TO BE DONE –
State how many lines contain the string "dash", and write nothing else.

STORED DATA –
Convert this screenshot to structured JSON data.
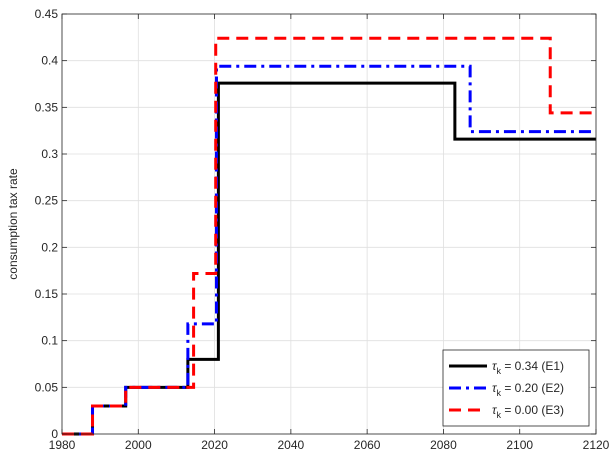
{
  "chart_data": {
    "type": "line",
    "title": "",
    "xlabel": "",
    "ylabel": "consumption tax rate",
    "xlim": [
      1980,
      2120
    ],
    "ylim": [
      0,
      0.45
    ],
    "x_ticks": [
      1980,
      2000,
      2020,
      2040,
      2060,
      2080,
      2100,
      2120
    ],
    "y_ticks": [
      0,
      0.05,
      0.1,
      0.15,
      0.2,
      0.25,
      0.3,
      0.35,
      0.4,
      0.45
    ],
    "x_tick_labels": [
      "1980",
      "2000",
      "2020",
      "2040",
      "2060",
      "2080",
      "2100",
      "2120"
    ],
    "y_tick_labels": [
      "0",
      "0.05",
      "0.1",
      "0.15",
      "0.2",
      "0.25",
      "0.3",
      "0.35",
      "0.4",
      "0.45"
    ],
    "grid": true,
    "legend_position": "bottom-right",
    "series": [
      {
        "name": "= 0.34 (E1)",
        "symbol": "τ",
        "subscript": "k",
        "color": "#000000",
        "dash": "solid",
        "x": [
          1980,
          1988,
          1988,
          1996.7,
          1996.7,
          2013,
          2013,
          2020,
          2020,
          2021,
          2021,
          2083,
          2083,
          2120
        ],
        "y": [
          0,
          0,
          0.03,
          0.03,
          0.05,
          0.05,
          0.08,
          0.08,
          0.08,
          0.08,
          0.376,
          0.376,
          0.316,
          0.316
        ]
      },
      {
        "name": "= 0.20 (E2)",
        "symbol": "τ",
        "subscript": "k",
        "color": "#0000ff",
        "dash": "dashdot",
        "x": [
          1980,
          1988,
          1988,
          1996.7,
          1996.7,
          2013,
          2013,
          2020.5,
          2020.5,
          2087,
          2087,
          2120
        ],
        "y": [
          0,
          0,
          0.03,
          0.03,
          0.05,
          0.05,
          0.118,
          0.118,
          0.394,
          0.394,
          0.324,
          0.324
        ]
      },
      {
        "name": "= 0.00 (E3)",
        "symbol": "τ",
        "subscript": "k",
        "color": "#ff0000",
        "dash": "dashed",
        "x": [
          1980,
          1988,
          1988,
          1996.7,
          1996.7,
          2014.5,
          2014.5,
          2016,
          2016,
          2020.3,
          2020.3,
          2108,
          2108,
          2120
        ],
        "y": [
          0,
          0,
          0.03,
          0.03,
          0.05,
          0.05,
          0.172,
          0.172,
          0.172,
          0.172,
          0.424,
          0.424,
          0.344,
          0.344
        ]
      }
    ]
  }
}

ANSWER IN FULL –
3